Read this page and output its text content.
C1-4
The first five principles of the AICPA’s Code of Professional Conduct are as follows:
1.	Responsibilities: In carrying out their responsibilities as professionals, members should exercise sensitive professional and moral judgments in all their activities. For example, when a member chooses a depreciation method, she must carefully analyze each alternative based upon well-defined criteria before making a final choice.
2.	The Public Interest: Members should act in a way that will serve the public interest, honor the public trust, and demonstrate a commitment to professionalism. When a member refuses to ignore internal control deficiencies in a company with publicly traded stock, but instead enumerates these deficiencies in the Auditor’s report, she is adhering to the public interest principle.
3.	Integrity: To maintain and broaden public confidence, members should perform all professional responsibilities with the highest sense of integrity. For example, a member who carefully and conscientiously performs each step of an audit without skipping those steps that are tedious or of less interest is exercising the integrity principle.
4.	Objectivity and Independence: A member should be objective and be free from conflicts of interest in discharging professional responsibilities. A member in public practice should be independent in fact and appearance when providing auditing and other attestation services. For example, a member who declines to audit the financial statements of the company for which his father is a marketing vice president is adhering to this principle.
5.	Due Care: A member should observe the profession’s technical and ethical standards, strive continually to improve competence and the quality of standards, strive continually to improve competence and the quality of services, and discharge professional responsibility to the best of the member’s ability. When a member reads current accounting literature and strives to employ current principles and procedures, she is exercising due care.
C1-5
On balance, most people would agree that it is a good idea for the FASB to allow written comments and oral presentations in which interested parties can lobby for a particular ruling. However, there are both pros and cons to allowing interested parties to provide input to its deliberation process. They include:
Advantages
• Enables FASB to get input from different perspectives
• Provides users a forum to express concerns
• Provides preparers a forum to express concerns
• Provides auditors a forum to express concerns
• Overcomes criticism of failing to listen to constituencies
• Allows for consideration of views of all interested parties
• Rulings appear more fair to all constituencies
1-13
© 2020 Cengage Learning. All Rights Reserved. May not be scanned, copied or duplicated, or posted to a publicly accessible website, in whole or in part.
***
## What the task requires
Make an exact copy of the records.

## Final result
Read this page and output its text content.
C1-4
The first five principles of the AICPA’s Code of Professional Conduct are as follows:
1.	Responsibilities: In carrying out their responsibilities as professionals, members should exercise sensitive professional and moral judgments in all their activities. For example, when a member chooses a depreciation method, she must carefully analyze each alternative based upon well-defined criteria before making a final choice.
2.	The Public Interest: Members should act in a way that will serve the public interest, honor the public trust, and demonstrate a commitment to professionalism. When a member refuses to ignore internal control deficiencies in a company with publicly traded stock, but instead enumerates these deficiencies in the Auditor’s report, she is adhering to the public interest principle.
3.	Integrity: To maintain and broaden public confidence, members should perform all professional responsibilities with the highest sense of integrity. For example, a member who carefully and conscientiously performs each step of an audit without skipping those steps that are tedious or of less interest is exercising the integrity principle.
4.	Objectivity and Independence: A member should be objective and be free from conflicts of interest in discharging professional responsibilities. A member in public practice should be independent in fact and appearance when providing auditing and other attestation services. For example, a member who declines to audit the financial statements of the company for which his father is a marketing vice president is adhering to this principle.
5.	Due Care: A member should observe the profession’s technical and ethical standards, strive continually to improve competence and the quality of standards, strive continually to improve competence and the quality of services, and discharge professional responsibility to the best of the member’s ability. When a member reads current accounting literature and strives to employ current principles and procedures, she is exercising due care.
C1-5
On balance, most people would agree that it is a good idea for the FASB to allow written comments and oral presentations in which interested parties can lobby for a particular ruling. However, there are both pros and cons to allowing interested parties to provide input to its deliberation process. They include:
Advantages
• Enables FASB to get input from different perspectives
• Provides users a forum to express concerns
• Provides preparers a forum to express concerns
• Provides auditors a forum to express concerns
• Overcomes criticism of failing to listen to constituencies
• Allows for consideration of views of all interested parties
• Rulings appear more fair to all constituencies
1-13
© 2020 Cengage Learning. All Rights Reserved. May not be scanned, copied or duplicated, or posted to a publicly accessible website, in whole or in part.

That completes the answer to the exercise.